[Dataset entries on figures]

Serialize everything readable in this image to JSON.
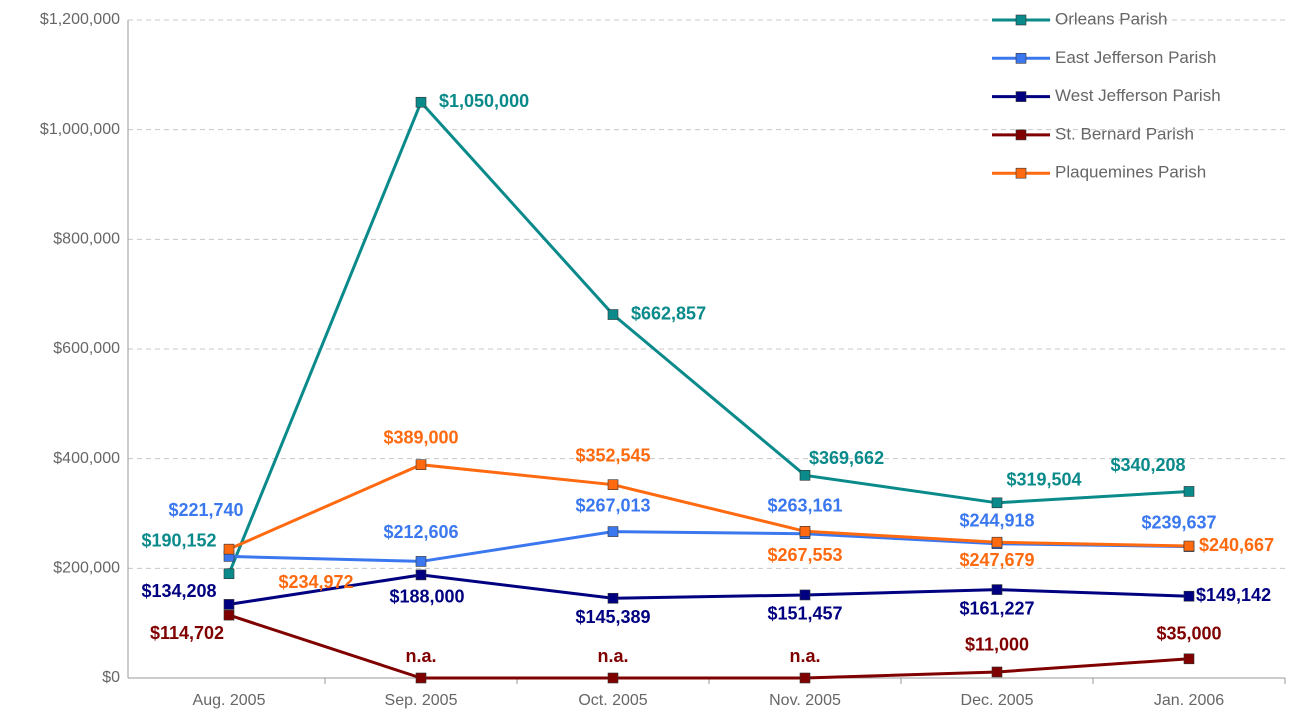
{
  "chart_data": {
    "type": "line",
    "categories": [
      "Aug. 2005",
      "Sep. 2005",
      "Oct. 2005",
      "Nov. 2005",
      "Dec. 2005",
      "Jan. 2006"
    ],
    "series": [
      {
        "name": "Orleans Parish",
        "color": "#0a8a8a",
        "values": [
          190152,
          1050000,
          662857,
          369662,
          319504,
          340208
        ],
        "value_labels": [
          "$190,152",
          "$1,050,000",
          "$662,857",
          "$369,662",
          "$319,504",
          "$340,208"
        ]
      },
      {
        "name": "East Jefferson Parish",
        "color": "#3b78f0",
        "values": [
          221740,
          212606,
          267013,
          263161,
          244918,
          239637
        ],
        "value_labels": [
          "$221,740",
          "$212,606",
          "$267,013",
          "$263,161",
          "$244,918",
          "$239,637"
        ]
      },
      {
        "name": "West Jefferson Parish",
        "color": "#000080",
        "values": [
          134208,
          188000,
          145389,
          151457,
          161227,
          149142
        ],
        "value_labels": [
          "$134,208",
          "$188,000",
          "$145,389",
          "$151,457",
          "$161,227",
          "$149,142"
        ]
      },
      {
        "name": "St. Bernard Parish",
        "color": "#800000",
        "values": [
          114702,
          0,
          0,
          0,
          11000,
          35000
        ],
        "value_labels": [
          "$114,702",
          "n.a.",
          "n.a.",
          "n.a.",
          "$11,000",
          "$35,000"
        ]
      },
      {
        "name": "Plaquemines Parish",
        "color": "#ff6a10",
        "values": [
          234972,
          389000,
          352545,
          267553,
          247679,
          240667
        ],
        "value_labels": [
          "$234,972",
          "$389,000",
          "$352,545",
          "$267,553",
          "$247,679",
          "$240,667"
        ]
      }
    ],
    "ylim": [
      0,
      1200000
    ],
    "yticks": [
      {
        "value": 0,
        "label": "$0"
      },
      {
        "value": 200000,
        "label": "$200,000"
      },
      {
        "value": 400000,
        "label": "$400,000"
      },
      {
        "value": 600000,
        "label": "$600,000"
      },
      {
        "value": 800000,
        "label": "$800,000"
      },
      {
        "value": 1000000,
        "label": "$1,000,000"
      },
      {
        "value": 1200000,
        "label": "$1,200,000"
      }
    ],
    "grid": true,
    "legend": "top-right"
  }
}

# EXERCISE OBJECTIVE
Transcribe the records word for word and include no pictures.

# THE RESULT
Serialize everything readable in this image to JSON.
{
  "chart_data": {
    "type": "line",
    "categories": [
      "Aug. 2005",
      "Sep. 2005",
      "Oct. 2005",
      "Nov. 2005",
      "Dec. 2005",
      "Jan. 2006"
    ],
    "series": [
      {
        "name": "Orleans Parish",
        "color": "#0a8a8a",
        "values": [
          190152,
          1050000,
          662857,
          369662,
          319504,
          340208
        ],
        "value_labels": [
          "$190,152",
          "$1,050,000",
          "$662,857",
          "$369,662",
          "$319,504",
          "$340,208"
        ]
      },
      {
        "name": "East Jefferson Parish",
        "color": "#3b78f0",
        "values": [
          221740,
          212606,
          267013,
          263161,
          244918,
          239637
        ],
        "value_labels": [
          "$221,740",
          "$212,606",
          "$267,013",
          "$263,161",
          "$244,918",
          "$239,637"
        ]
      },
      {
        "name": "West Jefferson Parish",
        "color": "#000080",
        "values": [
          134208,
          188000,
          145389,
          151457,
          161227,
          149142
        ],
        "value_labels": [
          "$134,208",
          "$188,000",
          "$145,389",
          "$151,457",
          "$161,227",
          "$149,142"
        ]
      },
      {
        "name": "St. Bernard Parish",
        "color": "#800000",
        "values": [
          114702,
          0,
          0,
          0,
          11000,
          35000
        ],
        "value_labels": [
          "$114,702",
          "n.a.",
          "n.a.",
          "n.a.",
          "$11,000",
          "$35,000"
        ]
      },
      {
        "name": "Plaquemines Parish",
        "color": "#ff6a10",
        "values": [
          234972,
          389000,
          352545,
          267553,
          247679,
          240667
        ],
        "value_labels": [
          "$234,972",
          "$389,000",
          "$352,545",
          "$267,553",
          "$247,679",
          "$240,667"
        ]
      }
    ],
    "ylim": [
      0,
      1200000
    ],
    "yticks": [
      {
        "value": 0,
        "label": "$0"
      },
      {
        "value": 200000,
        "label": "$200,000"
      },
      {
        "value": 400000,
        "label": "$400,000"
      },
      {
        "value": 600000,
        "label": "$600,000"
      },
      {
        "value": 800000,
        "label": "$800,000"
      },
      {
        "value": 1000000,
        "label": "$1,000,000"
      },
      {
        "value": 1200000,
        "label": "$1,200,000"
      }
    ],
    "grid": true,
    "legend": "top-right"
  }
}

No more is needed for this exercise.